[Start]

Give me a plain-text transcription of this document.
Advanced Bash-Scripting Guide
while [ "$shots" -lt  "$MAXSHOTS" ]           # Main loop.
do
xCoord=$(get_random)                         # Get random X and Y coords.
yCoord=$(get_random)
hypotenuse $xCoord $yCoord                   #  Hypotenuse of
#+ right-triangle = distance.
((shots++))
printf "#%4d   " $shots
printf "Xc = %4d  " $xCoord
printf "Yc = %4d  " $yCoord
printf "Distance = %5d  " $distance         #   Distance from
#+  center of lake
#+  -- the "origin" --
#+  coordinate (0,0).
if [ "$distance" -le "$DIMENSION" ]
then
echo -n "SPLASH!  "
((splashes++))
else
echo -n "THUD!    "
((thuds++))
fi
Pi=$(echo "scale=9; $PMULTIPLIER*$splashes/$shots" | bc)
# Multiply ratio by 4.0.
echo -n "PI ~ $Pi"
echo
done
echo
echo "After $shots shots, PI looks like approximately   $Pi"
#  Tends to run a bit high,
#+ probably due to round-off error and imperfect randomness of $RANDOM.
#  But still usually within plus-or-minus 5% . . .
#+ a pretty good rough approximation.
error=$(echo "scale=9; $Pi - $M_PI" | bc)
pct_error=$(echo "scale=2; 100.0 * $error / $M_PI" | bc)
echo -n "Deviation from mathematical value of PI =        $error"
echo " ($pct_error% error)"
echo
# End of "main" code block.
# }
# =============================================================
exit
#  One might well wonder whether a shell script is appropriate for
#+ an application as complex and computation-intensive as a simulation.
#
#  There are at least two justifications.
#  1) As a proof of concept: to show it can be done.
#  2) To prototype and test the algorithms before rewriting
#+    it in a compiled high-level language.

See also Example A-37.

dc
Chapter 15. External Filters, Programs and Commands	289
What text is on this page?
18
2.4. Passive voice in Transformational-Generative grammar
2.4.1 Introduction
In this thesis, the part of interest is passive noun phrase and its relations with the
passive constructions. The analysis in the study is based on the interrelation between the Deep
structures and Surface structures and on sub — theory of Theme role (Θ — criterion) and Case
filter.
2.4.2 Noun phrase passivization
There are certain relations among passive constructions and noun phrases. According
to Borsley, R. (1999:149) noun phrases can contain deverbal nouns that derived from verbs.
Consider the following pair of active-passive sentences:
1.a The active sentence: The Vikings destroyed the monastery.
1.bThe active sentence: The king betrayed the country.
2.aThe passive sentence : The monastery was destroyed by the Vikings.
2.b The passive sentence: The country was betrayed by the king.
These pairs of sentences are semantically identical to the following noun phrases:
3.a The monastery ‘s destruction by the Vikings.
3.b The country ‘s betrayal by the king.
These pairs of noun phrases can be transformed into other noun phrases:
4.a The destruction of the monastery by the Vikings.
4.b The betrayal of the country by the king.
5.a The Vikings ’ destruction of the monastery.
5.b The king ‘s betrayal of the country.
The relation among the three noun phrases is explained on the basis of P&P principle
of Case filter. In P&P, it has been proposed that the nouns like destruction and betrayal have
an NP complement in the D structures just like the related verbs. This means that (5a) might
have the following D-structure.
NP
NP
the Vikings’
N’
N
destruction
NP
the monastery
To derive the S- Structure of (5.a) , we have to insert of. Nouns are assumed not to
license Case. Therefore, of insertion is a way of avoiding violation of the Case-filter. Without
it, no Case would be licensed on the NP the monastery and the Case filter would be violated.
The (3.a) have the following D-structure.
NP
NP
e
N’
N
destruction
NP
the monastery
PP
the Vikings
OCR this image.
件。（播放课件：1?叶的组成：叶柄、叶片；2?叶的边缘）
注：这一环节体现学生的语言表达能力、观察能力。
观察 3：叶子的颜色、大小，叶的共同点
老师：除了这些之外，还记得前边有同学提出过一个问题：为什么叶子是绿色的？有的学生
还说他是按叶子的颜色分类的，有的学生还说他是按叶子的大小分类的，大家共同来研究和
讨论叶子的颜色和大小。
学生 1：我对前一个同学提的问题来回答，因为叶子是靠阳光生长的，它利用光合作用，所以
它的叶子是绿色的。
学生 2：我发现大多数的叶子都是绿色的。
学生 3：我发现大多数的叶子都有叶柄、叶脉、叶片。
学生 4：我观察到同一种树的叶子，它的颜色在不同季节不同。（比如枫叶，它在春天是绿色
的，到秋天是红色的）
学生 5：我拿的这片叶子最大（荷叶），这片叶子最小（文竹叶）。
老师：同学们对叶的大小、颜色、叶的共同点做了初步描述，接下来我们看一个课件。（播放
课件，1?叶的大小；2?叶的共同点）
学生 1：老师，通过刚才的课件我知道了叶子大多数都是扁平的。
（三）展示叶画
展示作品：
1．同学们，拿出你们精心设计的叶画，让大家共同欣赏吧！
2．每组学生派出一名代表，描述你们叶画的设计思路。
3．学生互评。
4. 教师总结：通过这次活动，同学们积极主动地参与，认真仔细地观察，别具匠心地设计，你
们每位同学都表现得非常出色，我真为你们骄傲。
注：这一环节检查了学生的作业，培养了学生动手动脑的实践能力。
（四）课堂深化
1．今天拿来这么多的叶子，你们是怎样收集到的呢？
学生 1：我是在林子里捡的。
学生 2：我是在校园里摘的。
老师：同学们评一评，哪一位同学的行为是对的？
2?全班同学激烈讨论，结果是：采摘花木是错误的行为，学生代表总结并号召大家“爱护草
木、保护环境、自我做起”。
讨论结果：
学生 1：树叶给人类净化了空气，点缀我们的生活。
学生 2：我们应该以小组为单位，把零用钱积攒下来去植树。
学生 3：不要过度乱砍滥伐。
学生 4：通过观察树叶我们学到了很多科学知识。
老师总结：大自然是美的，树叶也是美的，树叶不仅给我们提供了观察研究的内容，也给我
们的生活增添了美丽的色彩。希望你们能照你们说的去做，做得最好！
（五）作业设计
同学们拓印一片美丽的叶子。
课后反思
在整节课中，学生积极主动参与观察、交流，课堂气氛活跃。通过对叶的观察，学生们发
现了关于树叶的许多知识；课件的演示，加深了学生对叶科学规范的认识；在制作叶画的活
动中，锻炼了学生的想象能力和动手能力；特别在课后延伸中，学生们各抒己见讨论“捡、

[End]

Task
Among the entries above, identify all lines with "These" and copy them.

Task response
These pairs of sentences are semantically identical to the following noun phrases:
These pairs of noun phrases can be transformed into other noun phrases:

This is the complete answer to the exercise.